_Exercise instructions_
Go through the listing and write out all of it exactly.

*** Given information ***

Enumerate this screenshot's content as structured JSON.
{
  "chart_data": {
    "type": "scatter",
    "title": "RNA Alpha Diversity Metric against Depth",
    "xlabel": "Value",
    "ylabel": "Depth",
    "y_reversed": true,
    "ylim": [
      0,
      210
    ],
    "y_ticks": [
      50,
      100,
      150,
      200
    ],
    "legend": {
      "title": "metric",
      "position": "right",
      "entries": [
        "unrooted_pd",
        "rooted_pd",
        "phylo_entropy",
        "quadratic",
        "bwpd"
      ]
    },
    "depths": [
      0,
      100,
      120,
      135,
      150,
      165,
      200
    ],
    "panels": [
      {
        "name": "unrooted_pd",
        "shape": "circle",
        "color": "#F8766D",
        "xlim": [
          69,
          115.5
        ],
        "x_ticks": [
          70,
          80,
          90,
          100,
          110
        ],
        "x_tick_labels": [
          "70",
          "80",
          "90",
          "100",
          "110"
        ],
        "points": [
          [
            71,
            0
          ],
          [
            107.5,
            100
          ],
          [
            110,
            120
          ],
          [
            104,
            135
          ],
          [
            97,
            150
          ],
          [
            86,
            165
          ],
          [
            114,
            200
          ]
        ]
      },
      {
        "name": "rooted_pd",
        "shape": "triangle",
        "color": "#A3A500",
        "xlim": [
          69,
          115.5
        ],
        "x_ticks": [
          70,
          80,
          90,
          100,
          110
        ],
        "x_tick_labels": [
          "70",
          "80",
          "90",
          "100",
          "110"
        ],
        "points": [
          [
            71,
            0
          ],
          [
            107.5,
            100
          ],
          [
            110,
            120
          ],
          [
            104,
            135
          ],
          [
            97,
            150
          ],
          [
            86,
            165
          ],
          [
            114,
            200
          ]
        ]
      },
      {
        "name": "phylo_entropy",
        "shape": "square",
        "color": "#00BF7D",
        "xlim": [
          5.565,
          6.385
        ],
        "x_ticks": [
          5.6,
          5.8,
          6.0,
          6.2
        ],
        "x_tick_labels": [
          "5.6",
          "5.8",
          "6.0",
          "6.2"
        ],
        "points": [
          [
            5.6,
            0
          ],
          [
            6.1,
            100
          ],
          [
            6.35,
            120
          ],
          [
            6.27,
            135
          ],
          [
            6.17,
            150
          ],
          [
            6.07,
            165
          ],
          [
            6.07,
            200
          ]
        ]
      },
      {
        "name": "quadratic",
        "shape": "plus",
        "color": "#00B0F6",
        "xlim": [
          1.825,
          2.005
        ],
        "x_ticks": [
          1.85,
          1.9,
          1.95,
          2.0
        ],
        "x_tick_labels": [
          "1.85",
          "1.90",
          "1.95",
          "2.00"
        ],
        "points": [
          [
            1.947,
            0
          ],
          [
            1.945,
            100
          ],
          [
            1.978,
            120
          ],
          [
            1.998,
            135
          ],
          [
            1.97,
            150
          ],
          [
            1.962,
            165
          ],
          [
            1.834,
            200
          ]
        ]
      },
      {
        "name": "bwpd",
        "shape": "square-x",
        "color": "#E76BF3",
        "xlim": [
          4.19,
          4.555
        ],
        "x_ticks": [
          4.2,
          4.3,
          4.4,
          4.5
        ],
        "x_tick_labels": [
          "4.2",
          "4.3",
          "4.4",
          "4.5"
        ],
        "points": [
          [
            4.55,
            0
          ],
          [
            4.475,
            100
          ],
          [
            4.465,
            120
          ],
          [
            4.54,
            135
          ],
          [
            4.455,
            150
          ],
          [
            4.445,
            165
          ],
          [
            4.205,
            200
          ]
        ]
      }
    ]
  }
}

***

_Exercise solution_
Enumerate this screenshot's content as structured JSON.
{
  "chart_data": {
    "type": "scatter",
    "title": "RNA Alpha Diversity Metric against Depth",
    "xlabel": "Value",
    "ylabel": "Depth",
    "y_reversed": true,
    "ylim": [
      0,
      210
    ],
    "y_ticks": [
      50,
      100,
      150,
      200
    ],
    "legend": {
      "title": "metric",
      "position": "right",
      "entries": [
        "unrooted_pd",
        "rooted_pd",
        "phylo_entropy",
        "quadratic",
        "bwpd"
      ]
    },
    "depths": [
      0,
      100,
      120,
      135,
      150,
      165,
      200
    ],
    "panels": [
      {
        "name": "unrooted_pd",
        "shape": "circle",
        "color": "#F8766D",
        "xlim": [
          69,
          115.5
        ],
        "x_ticks": [
          70,
          80,
          90,
          100,
          110
        ],
        "x_tick_labels": [
          "70",
          "80",
          "90",
          "100",
          "110"
        ],
        "points": [
          [
            71,
            0
          ],
          [
            107.5,
            100
          ],
          [
            110,
            120
          ],
          [
            104,
            135
          ],
          [
            97,
            150
          ],
          [
            86,
            165
          ],
          [
            114,
            200
          ]
        ]
      },
      {
        "name": "rooted_pd",
        "shape": "triangle",
        "color": "#A3A500",
        "xlim": [
          69,
          115.5
        ],
        "x_ticks": [
          70,
          80,
          90,
          100,
          110
        ],
        "x_tick_labels": [
          "70",
          "80",
          "90",
          "100",
          "110"
        ],
        "points": [
          [
            71,
            0
          ],
          [
            107.5,
            100
          ],
          [
            110,
            120
          ],
          [
            104,
            135
          ],
          [
            97,
            150
          ],
          [
            86,
            165
          ],
          [
            114,
            200
          ]
        ]
      },
      {
        "name": "phylo_entropy",
        "shape": "square",
        "color": "#00BF7D",
        "xlim": [
          5.565,
          6.385
        ],
        "x_ticks": [
          5.6,
          5.8,
          6.0,
          6.2
        ],
        "x_tick_labels": [
          "5.6",
          "5.8",
          "6.0",
          "6.2"
        ],
        "points": [
          [
            5.6,
            0
          ],
          [
            6.1,
            100
          ],
          [
            6.35,
            120
          ],
          [
            6.27,
            135
          ],
          [
            6.17,
            150
          ],
          [
            6.07,
            165
          ],
          [
            6.07,
            200
          ]
        ]
      },
      {
        "name": "quadratic",
        "shape": "plus",
        "color": "#00B0F6",
        "xlim": [
          1.825,
          2.005
        ],
        "x_ticks": [
          1.85,
          1.9,
          1.95,
          2.0
        ],
        "x_tick_labels": [
          "1.85",
          "1.90",
          "1.95",
          "2.00"
        ],
        "points": [
          [
            1.947,
            0
          ],
          [
            1.945,
            100
          ],
          [
            1.978,
            120
          ],
          [
            1.998,
            135
          ],
          [
            1.97,
            150
          ],
          [
            1.962,
            165
          ],
          [
            1.834,
            200
          ]
        ]
      },
      {
        "name": "bwpd",
        "shape": "square-x",
        "color": "#E76BF3",
        "xlim": [
          4.19,
          4.555
        ],
        "x_ticks": [
          4.2,
          4.3,
          4.4,
          4.5
        ],
        "x_tick_labels": [
          "4.2",
          "4.3",
          "4.4",
          "4.5"
        ],
        "points": [
          [
            4.55,
            0
          ],
          [
            4.475,
            100
          ],
          [
            4.465,
            120
          ],
          [
            4.54,
            135
          ],
          [
            4.455,
            150
          ],
          [
            4.445,
            165
          ],
          [
            4.205,
            200
          ]
        ]
      }
    ]
  }
}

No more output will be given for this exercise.